→ **STATED TASK**
Reproduce the lines below character for character, omitting the pictures from your answer.

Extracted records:

^^^^

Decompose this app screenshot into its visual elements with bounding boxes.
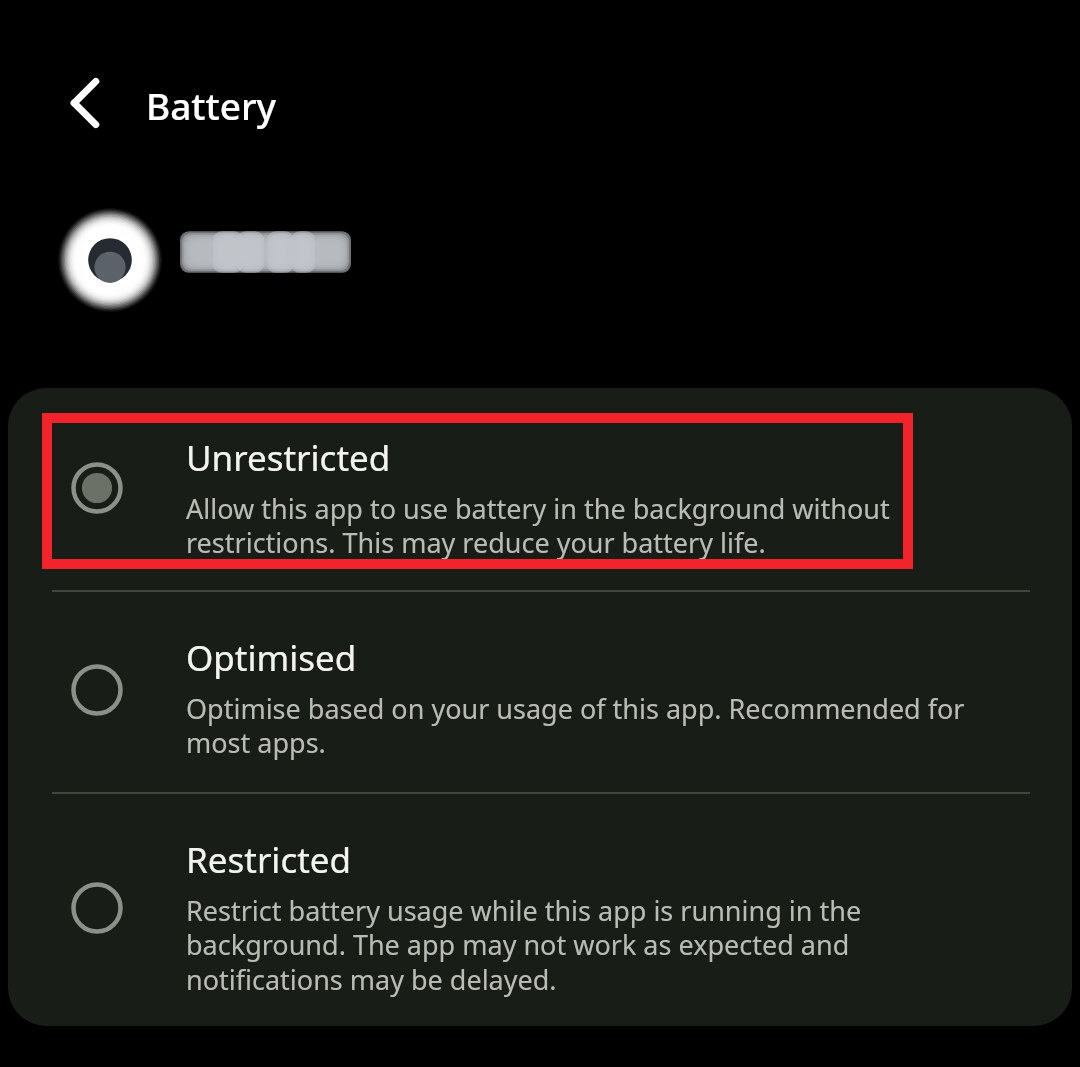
staticText: Optimise based on your usage of this app…: [186, 690, 965, 761]
staticText: Restrict battery usage while this app is…: [186, 892, 862, 998]
button[interactable]: Unrestricted: [8, 388, 1072, 590]
staticText: Unrestricted: [186, 434, 391, 482]
button[interactable]: Back: [42, 60, 128, 146]
staticText: Optimised: [186, 634, 357, 682]
staticText: Allow this app to use battery in the bac…: [186, 490, 890, 561]
button[interactable]: Restricted: [8, 792, 1072, 1026]
staticText: Restricted: [186, 836, 352, 884]
button[interactable]: Optimised: [8, 590, 1072, 792]
staticText: Battery: [146, 80, 277, 130]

^^^^

→ **FULL ANSWER**
Decompose this app screenshot into its visual elements with bounding boxes.
staticText: Optimise based on your usage of this app…: [186, 690, 965, 761]
staticText: Restrict battery usage while this app is…: [186, 892, 862, 998]
button[interactable]: Unrestricted: [8, 388, 1072, 590]
staticText: Unrestricted: [186, 434, 391, 482]
button[interactable]: Back: [42, 60, 128, 146]
staticText: Optimised: [186, 634, 357, 682]
staticText: Allow this app to use battery in the bac…: [186, 490, 890, 561]
button[interactable]: Restricted: [8, 792, 1072, 1026]
staticText: Restricted: [186, 836, 352, 884]
button[interactable]: Optimised: [8, 590, 1072, 792]
staticText: Battery: [146, 80, 277, 130]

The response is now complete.